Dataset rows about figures
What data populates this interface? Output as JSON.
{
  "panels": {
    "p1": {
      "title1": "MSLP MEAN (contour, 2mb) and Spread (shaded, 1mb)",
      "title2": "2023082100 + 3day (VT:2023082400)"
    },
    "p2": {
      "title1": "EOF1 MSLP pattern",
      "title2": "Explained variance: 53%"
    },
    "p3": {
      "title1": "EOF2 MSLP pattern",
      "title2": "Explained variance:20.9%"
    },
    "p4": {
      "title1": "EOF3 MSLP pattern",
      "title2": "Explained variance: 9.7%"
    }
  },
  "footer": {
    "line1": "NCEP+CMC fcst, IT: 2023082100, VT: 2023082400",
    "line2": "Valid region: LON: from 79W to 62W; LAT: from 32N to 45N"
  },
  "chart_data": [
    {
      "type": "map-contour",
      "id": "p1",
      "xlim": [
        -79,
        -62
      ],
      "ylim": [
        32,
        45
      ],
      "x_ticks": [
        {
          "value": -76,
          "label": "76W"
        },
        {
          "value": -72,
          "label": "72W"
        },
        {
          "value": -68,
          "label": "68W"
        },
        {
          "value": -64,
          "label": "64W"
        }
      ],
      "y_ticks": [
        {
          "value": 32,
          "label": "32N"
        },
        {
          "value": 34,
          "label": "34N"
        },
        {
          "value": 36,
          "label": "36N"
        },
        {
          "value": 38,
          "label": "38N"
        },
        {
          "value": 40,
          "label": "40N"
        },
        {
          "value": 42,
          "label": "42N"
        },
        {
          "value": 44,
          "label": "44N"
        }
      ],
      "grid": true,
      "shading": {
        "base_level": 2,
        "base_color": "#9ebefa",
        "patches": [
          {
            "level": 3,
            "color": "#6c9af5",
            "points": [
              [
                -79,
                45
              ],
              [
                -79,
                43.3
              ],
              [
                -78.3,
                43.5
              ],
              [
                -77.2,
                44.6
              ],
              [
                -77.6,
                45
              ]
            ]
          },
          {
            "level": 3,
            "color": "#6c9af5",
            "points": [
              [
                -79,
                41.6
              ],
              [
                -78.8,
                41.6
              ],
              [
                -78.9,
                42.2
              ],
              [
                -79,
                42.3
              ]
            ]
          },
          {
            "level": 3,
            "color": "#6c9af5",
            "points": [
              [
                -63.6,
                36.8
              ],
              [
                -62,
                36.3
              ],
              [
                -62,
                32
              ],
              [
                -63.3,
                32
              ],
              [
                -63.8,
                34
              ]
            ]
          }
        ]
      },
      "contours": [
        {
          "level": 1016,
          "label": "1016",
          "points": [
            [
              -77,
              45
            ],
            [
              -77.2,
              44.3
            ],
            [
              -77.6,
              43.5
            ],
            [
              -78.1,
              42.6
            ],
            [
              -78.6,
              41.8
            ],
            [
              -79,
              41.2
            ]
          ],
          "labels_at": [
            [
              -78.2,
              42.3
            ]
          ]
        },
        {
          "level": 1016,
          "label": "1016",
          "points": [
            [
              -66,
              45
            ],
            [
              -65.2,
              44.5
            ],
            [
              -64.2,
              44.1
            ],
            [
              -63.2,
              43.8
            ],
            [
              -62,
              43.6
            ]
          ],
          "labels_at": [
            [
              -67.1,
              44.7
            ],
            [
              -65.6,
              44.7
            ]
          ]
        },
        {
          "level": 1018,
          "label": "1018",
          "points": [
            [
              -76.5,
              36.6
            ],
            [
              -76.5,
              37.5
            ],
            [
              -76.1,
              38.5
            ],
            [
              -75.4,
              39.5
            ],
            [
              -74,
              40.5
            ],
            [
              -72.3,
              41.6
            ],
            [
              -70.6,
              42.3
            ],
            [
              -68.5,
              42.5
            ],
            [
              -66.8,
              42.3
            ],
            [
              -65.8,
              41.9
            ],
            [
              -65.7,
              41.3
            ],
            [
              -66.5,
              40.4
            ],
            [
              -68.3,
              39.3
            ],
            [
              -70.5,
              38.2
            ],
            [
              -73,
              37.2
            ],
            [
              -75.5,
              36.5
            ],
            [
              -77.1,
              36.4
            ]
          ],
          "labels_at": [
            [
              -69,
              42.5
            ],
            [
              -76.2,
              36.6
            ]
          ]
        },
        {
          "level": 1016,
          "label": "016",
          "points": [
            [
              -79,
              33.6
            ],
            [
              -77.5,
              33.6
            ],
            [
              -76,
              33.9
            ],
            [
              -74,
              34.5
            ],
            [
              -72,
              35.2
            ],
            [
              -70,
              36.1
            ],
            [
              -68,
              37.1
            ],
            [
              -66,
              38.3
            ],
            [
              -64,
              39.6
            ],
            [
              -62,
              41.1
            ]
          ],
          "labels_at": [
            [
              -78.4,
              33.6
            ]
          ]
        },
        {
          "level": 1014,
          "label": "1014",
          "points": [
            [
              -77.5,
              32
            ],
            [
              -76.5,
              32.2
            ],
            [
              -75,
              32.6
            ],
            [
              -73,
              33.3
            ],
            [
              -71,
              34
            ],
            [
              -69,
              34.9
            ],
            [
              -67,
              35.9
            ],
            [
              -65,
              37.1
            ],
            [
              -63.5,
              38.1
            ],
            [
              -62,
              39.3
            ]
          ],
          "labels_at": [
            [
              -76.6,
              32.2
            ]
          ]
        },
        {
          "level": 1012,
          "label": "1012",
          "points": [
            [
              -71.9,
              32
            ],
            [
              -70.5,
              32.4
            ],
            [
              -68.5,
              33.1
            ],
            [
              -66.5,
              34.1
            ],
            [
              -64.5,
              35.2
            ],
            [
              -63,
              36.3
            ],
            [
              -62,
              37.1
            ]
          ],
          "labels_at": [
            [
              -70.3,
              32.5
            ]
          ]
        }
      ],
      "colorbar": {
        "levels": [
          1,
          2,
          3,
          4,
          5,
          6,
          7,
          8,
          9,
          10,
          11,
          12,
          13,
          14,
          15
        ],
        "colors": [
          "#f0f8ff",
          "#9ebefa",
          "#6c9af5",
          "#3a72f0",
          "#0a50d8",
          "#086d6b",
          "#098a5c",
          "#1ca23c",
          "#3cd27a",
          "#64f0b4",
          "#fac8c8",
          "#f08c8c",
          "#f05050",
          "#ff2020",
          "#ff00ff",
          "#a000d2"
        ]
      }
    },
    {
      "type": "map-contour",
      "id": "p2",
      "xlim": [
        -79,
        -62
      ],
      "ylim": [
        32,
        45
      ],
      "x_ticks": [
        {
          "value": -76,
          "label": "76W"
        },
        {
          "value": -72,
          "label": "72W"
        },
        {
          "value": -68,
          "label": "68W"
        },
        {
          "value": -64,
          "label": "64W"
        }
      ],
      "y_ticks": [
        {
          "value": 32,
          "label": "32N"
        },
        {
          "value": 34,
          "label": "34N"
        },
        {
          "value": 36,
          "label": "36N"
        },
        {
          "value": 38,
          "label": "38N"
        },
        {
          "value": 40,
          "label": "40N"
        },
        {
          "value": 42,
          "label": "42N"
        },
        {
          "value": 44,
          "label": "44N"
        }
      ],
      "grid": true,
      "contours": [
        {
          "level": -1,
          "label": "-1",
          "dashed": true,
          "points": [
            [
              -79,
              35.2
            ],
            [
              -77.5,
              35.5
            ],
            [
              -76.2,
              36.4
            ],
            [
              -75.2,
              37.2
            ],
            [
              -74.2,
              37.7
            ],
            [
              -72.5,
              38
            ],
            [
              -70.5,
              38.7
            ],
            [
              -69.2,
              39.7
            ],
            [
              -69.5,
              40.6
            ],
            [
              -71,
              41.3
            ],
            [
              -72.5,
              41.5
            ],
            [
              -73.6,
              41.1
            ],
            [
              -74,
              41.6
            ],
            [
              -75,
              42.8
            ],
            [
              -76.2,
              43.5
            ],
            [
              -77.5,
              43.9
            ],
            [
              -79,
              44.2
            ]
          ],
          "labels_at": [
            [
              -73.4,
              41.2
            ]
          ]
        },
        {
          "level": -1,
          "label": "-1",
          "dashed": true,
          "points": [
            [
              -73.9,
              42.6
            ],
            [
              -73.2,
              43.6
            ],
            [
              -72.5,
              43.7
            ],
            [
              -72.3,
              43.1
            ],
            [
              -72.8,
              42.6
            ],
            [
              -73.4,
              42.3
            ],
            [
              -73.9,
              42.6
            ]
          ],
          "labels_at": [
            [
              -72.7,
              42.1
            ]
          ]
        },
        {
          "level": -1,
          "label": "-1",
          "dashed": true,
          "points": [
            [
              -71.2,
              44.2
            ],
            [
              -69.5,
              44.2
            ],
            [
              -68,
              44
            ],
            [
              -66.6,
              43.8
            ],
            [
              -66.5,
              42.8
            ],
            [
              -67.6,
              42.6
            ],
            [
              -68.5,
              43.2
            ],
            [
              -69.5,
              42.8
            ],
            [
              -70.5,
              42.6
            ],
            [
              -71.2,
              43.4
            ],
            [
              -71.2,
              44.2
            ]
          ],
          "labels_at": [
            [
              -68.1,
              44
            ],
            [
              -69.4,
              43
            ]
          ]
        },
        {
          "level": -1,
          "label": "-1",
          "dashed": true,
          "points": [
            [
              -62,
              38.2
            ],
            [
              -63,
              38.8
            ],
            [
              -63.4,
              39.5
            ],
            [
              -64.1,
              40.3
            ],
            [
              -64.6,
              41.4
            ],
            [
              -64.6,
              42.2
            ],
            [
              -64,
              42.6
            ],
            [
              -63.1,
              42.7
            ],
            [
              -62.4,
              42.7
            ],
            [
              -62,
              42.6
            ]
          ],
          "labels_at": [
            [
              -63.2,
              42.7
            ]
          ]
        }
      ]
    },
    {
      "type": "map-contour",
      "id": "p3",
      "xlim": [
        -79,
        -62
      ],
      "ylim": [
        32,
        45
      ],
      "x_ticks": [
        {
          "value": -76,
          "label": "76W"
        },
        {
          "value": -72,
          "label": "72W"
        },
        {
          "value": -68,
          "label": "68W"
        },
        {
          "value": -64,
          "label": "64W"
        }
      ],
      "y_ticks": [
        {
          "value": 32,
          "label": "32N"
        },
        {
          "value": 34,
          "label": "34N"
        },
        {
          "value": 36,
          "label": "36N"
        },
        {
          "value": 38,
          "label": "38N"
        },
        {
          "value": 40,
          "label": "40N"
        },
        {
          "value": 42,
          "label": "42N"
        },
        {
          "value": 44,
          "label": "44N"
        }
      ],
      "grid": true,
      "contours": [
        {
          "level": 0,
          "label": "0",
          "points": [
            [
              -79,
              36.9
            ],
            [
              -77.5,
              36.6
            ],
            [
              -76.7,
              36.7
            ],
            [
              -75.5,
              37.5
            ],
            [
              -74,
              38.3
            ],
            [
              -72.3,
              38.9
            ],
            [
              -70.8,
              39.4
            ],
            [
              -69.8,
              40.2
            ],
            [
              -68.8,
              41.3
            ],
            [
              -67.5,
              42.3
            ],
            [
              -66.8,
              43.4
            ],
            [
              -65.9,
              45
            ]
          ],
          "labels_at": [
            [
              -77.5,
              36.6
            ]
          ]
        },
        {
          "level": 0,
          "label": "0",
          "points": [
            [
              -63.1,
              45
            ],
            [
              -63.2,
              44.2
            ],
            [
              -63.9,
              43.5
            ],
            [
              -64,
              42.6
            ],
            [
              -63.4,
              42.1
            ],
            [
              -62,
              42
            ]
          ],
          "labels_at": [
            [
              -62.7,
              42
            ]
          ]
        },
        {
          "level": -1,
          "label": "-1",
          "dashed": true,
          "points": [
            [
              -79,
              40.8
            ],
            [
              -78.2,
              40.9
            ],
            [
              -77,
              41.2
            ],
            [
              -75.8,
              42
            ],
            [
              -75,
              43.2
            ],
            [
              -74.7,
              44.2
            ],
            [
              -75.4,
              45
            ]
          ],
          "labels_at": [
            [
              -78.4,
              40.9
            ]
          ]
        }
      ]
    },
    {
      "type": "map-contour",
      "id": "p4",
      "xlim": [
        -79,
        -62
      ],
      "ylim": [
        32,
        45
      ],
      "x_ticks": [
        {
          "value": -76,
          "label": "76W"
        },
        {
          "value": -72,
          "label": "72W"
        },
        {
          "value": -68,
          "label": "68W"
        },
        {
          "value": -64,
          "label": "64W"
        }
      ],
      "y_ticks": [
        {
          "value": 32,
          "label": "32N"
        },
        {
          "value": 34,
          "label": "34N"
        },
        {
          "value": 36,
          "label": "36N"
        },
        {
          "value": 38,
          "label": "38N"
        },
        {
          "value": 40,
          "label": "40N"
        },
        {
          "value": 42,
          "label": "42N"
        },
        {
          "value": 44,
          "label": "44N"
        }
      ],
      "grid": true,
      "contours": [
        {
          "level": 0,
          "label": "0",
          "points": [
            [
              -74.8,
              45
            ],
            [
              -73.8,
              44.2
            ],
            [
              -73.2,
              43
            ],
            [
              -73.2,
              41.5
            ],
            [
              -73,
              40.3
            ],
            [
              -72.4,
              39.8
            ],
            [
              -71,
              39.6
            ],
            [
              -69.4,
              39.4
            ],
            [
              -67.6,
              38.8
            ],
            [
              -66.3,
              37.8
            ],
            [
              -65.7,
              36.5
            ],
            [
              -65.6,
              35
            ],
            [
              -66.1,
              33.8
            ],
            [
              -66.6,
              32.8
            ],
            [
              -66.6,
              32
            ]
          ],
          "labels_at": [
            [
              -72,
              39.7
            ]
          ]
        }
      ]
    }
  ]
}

* [Objective]
Only lines holding the string "MSLP" are wanted; gather each one from the entries above.

* [Full response]
      "title1": "MSLP MEAN (contour, 2mb) and Spread (shaded, 1mb)",
      "title1": "EOF1 MSLP pattern",
      "title1": "EOF2 MSLP pattern",
      "title1": "EOF3 MSLP pattern",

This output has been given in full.